> _Source data_
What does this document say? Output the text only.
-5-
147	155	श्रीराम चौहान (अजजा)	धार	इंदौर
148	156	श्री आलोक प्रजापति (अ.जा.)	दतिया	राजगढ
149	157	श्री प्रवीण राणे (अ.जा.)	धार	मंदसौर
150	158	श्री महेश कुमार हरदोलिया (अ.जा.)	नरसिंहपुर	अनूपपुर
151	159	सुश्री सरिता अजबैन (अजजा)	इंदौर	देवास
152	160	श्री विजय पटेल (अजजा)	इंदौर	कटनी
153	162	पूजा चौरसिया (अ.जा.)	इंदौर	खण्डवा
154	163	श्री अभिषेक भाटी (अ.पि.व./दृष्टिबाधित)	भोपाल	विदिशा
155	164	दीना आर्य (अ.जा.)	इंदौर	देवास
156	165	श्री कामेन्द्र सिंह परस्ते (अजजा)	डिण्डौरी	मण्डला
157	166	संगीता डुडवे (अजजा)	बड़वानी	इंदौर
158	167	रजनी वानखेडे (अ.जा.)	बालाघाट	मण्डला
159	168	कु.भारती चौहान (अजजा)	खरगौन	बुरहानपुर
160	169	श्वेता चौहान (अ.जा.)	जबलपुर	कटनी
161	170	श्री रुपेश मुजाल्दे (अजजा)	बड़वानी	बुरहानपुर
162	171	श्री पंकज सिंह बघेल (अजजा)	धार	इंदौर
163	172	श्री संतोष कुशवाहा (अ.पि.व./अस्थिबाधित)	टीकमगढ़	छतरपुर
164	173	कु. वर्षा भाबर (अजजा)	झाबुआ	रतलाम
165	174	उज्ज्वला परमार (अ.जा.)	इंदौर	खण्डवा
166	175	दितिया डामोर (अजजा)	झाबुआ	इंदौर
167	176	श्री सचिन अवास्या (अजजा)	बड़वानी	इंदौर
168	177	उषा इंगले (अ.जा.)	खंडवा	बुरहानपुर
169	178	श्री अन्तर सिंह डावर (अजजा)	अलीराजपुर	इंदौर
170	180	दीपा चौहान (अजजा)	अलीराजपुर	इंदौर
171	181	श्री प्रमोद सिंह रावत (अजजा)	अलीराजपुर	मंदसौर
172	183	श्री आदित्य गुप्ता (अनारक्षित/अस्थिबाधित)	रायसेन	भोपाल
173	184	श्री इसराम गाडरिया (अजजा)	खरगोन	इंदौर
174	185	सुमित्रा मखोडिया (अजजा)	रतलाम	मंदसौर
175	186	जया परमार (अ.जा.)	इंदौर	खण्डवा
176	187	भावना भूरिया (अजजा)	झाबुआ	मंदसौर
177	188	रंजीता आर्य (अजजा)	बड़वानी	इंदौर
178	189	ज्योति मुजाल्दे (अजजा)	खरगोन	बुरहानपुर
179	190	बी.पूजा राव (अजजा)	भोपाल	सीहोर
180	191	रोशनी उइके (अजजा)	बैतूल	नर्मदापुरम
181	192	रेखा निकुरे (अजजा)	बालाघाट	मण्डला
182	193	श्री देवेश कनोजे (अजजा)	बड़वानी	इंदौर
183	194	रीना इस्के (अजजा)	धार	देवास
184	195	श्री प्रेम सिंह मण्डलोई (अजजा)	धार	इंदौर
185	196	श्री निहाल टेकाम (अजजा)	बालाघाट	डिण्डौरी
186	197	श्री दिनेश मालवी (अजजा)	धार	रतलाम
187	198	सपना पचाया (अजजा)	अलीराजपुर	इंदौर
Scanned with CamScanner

> _BRIEF_
The listing above must be transcribed exactly, line by line.

> _RESULT OF THE TASK_
What does this document say? Output the text only.
-5-
147	155	श्रीराम चौहान (अजजा)	धार	इंदौर
148	156	श्री आलोक प्रजापति (अ.जा.)	दतिया	राजगढ
149	157	श्री प्रवीण राणे (अ.जा.)	धार	मंदसौर
150	158	श्री महेश कुमार हरदोलिया (अ.जा.)	नरसिंहपुर	अनूपपुर
151	159	सुश्री सरिता अजबैन (अजजा)	इंदौर	देवास
152	160	श्री विजय पटेल (अजजा)	इंदौर	कटनी
153	162	पूजा चौरसिया (अ.जा.)	इंदौर	खण्डवा
154	163	श्री अभिषेक भाटी (अ.पि.व./दृष्टिबाधित)	भोपाल	विदिशा
155	164	दीना आर्य (अ.जा.)	इंदौर	देवास
156	165	श्री कामेन्द्र सिंह परस्ते (अजजा)	डिण्डौरी	मण्डला
157	166	संगीता डुडवे (अजजा)	बड़वानी	इंदौर
158	167	रजनी वानखेडे (अ.जा.)	बालाघाट	मण्डला
159	168	कु.भारती चौहान (अजजा)	खरगौन	बुरहानपुर
160	169	श्वेता चौहान (अ.जा.)	जबलपुर	कटनी
161	170	श्री रुपेश मुजाल्दे (अजजा)	बड़वानी	बुरहानपुर
162	171	श्री पंकज सिंह बघेल (अजजा)	धार	इंदौर
163	172	श्री संतोष कुशवाहा (अ.पि.व./अस्थिबाधित)	टीकमगढ़	छतरपुर
164	173	कु. वर्षा भाबर (अजजा)	झाबुआ	रतलाम
165	174	उज्ज्वला परमार (अ.जा.)	इंदौर	खण्डवा
166	175	दितिया डामोर (अजजा)	झाबुआ	इंदौर
167	176	श्री सचिन अवास्या (अजजा)	बड़वानी	इंदौर
168	177	उषा इंगले (अ.जा.)	खंडवा	बुरहानपुर
169	178	श्री अन्तर सिंह डावर (अजजा)	अलीराजपुर	इंदौर
170	180	दीपा चौहान (अजजा)	अलीराजपुर	इंदौर
171	181	श्री प्रमोद सिंह रावत (अजजा)	अलीराजपुर	मंदसौर
172	183	श्री आदित्य गुप्ता (अनारक्षित/अस्थिबाधित)	रायसेन	भोपाल
173	184	श्री इसराम गाडरिया (अजजा)	खरगोन	इंदौर
174	185	सुमित्रा मखोडिया (अजजा)	रतलाम	मंदसौर
175	186	जया परमार (अ.जा.)	इंदौर	खण्डवा
176	187	भावना भूरिया (अजजा)	झाबुआ	मंदसौर
177	188	रंजीता आर्य (अजजा)	बड़वानी	इंदौर
178	189	ज्योति मुजाल्दे (अजजा)	खरगोन	बुरहानपुर
179	190	बी.पूजा राव (अजजा)	भोपाल	सीहोर
180	191	रोशनी उइके (अजजा)	बैतूल	नर्मदापुरम
181	192	रेखा निकुरे (अजजा)	बालाघाट	मण्डला
182	193	श्री देवेश कनोजे (अजजा)	बड़वानी	इंदौर
183	194	रीना इस्के (अजजा)	धार	देवास
184	195	श्री प्रेम सिंह मण्डलोई (अजजा)	धार	इंदौर
185	196	श्री निहाल टेकाम (अजजा)	बालाघाट	डिण्डौरी
186	197	श्री दिनेश मालवी (अजजा)	धार	रतलाम
187	198	सपना पचाया (अजजा)	अलीराजपुर	इंदौर
Scanned with CamScanner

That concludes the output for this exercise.